§ Problem description
Reproduce all records verbatim.

§ Task input
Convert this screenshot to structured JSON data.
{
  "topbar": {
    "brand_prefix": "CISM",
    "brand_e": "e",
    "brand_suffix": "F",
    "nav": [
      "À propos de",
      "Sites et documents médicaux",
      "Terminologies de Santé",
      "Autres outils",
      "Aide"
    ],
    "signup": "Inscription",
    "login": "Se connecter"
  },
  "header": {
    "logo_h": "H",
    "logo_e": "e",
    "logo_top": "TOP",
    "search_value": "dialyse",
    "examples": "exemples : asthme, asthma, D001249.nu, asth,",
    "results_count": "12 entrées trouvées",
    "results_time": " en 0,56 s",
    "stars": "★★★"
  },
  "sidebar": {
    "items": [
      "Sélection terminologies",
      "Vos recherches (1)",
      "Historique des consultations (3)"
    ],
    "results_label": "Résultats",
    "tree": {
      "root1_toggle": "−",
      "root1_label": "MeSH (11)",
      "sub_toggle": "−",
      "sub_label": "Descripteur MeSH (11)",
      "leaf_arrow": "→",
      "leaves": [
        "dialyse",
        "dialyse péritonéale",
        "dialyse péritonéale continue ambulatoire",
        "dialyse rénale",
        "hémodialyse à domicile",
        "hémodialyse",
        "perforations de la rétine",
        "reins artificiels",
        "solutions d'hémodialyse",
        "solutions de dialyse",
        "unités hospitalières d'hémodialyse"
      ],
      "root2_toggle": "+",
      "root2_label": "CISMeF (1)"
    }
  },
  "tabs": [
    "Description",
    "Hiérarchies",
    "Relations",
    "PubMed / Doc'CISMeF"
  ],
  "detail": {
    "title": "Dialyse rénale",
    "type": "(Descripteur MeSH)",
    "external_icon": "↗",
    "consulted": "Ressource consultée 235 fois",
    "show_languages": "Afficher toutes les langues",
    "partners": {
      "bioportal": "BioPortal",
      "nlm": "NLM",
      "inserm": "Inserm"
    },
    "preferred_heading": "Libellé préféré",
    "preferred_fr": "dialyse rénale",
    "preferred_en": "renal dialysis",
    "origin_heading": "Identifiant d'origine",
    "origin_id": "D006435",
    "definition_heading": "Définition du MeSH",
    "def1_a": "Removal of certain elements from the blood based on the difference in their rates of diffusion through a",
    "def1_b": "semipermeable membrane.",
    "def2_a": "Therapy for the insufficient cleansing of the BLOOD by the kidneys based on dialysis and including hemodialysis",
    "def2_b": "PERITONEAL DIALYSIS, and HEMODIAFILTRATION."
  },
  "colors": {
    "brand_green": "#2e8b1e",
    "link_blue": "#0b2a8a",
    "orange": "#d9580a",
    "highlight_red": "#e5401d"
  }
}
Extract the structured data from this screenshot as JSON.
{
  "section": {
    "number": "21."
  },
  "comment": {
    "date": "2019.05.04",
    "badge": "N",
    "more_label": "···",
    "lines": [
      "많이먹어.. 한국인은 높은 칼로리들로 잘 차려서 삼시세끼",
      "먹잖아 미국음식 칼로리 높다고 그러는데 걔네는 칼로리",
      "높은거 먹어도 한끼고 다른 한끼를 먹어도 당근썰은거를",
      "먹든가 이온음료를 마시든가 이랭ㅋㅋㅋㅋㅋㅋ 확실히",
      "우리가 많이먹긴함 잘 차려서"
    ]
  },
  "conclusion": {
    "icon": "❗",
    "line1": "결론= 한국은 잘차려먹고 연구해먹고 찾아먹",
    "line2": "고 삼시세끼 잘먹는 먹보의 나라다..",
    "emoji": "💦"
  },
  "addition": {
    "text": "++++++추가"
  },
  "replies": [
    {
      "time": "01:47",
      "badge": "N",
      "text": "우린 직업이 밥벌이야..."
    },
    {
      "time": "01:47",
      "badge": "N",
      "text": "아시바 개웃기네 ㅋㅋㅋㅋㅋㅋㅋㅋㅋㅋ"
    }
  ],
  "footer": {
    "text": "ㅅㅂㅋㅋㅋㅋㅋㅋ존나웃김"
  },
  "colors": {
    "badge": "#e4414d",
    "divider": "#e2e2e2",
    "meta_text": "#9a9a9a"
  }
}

§ Solution for this task
Convert this screenshot to structured JSON data.
{
  "topbar": {
    "brand_prefix": "CISM",
    "brand_e": "e",
    "brand_suffix": "F",
    "nav": [
      "À propos de",
      "Sites et documents médicaux",
      "Terminologies de Santé",
      "Autres outils",
      "Aide"
    ],
    "signup": "Inscription",
    "login": "Se connecter"
  },
  "header": {
    "logo_h": "H",
    "logo_e": "e",
    "logo_top": "TOP",
    "search_value": "dialyse",
    "examples": "exemples : asthme, asthma, D001249.nu, asth,",
    "results_count": "12 entrées trouvées",
    "results_time": " en 0,56 s",
    "stars": "★★★"
  },
  "sidebar": {
    "items": [
      "Sélection terminologies",
      "Vos recherches (1)",
      "Historique des consultations (3)"
    ],
    "results_label": "Résultats",
    "tree": {
      "root1_toggle": "−",
      "root1_label": "MeSH (11)",
      "sub_toggle": "−",
      "sub_label": "Descripteur MeSH (11)",
      "leaf_arrow": "→",
      "leaves": [
        "dialyse",
        "dialyse péritonéale",
        "dialyse péritonéale continue ambulatoire",
        "dialyse rénale",
        "hémodialyse à domicile",
        "hémodialyse",
        "perforations de la rétine",
        "reins artificiels",
        "solutions d'hémodialyse",
        "solutions de dialyse",
        "unités hospitalières d'hémodialyse"
      ],
      "root2_toggle": "+",
      "root2_label": "CISMeF (1)"
    }
  },
  "tabs": [
    "Description",
    "Hiérarchies",
    "Relations",
    "PubMed / Doc'CISMeF"
  ],
  "detail": {
    "title": "Dialyse rénale",
    "type": "(Descripteur MeSH)",
    "external_icon": "↗",
    "consulted": "Ressource consultée 235 fois",
    "show_languages": "Afficher toutes les langues",
    "partners": {
      "bioportal": "BioPortal",
      "nlm": "NLM",
      "inserm": "Inserm"
    },
    "preferred_heading": "Libellé préféré",
    "preferred_fr": "dialyse rénale",
    "preferred_en": "renal dialysis",
    "origin_heading": "Identifiant d'origine",
    "origin_id": "D006435",
    "definition_heading": "Définition du MeSH",
    "def1_a": "Removal of certain elements from the blood based on the difference in their rates of diffusion through a",
    "def1_b": "semipermeable membrane.",
    "def2_a": "Therapy for the insufficient cleansing of the BLOOD by the kidneys based on dialysis and including hemodialysis",
    "def2_b": "PERITONEAL DIALYSIS, and HEMODIAFILTRATION."
  },
  "colors": {
    "brand_green": "#2e8b1e",
    "link_blue": "#0b2a8a",
    "orange": "#d9580a",
    "highlight_red": "#e5401d"
  }
}
Extract the structured data from this screenshot as JSON.
{
  "section": {
    "number": "21."
  },
  "comment": {
    "date": "2019.05.04",
    "badge": "N",
    "more_label": "···",
    "lines": [
      "많이먹어.. 한국인은 높은 칼로리들로 잘 차려서 삼시세끼",
      "먹잖아 미국음식 칼로리 높다고 그러는데 걔네는 칼로리",
      "높은거 먹어도 한끼고 다른 한끼를 먹어도 당근썰은거를",
      "먹든가 이온음료를 마시든가 이랭ㅋㅋㅋㅋㅋㅋ 확실히",
      "우리가 많이먹긴함 잘 차려서"
    ]
  },
  "conclusion": {
    "icon": "❗",
    "line1": "결론= 한국은 잘차려먹고 연구해먹고 찾아먹",
    "line2": "고 삼시세끼 잘먹는 먹보의 나라다..",
    "emoji": "💦"
  },
  "addition": {
    "text": "++++++추가"
  },
  "replies": [
    {
      "time": "01:47",
      "badge": "N",
      "text": "우린 직업이 밥벌이야..."
    },
    {
      "time": "01:47",
      "badge": "N",
      "text": "아시바 개웃기네 ㅋㅋㅋㅋㅋㅋㅋㅋㅋㅋ"
    }
  ],
  "footer": {
    "text": "ㅅㅂㅋㅋㅋㅋㅋㅋ존나웃김"
  },
  "colors": {
    "badge": "#e4414d",
    "divider": "#e2e2e2",
    "meta_text": "#9a9a9a"
  }
}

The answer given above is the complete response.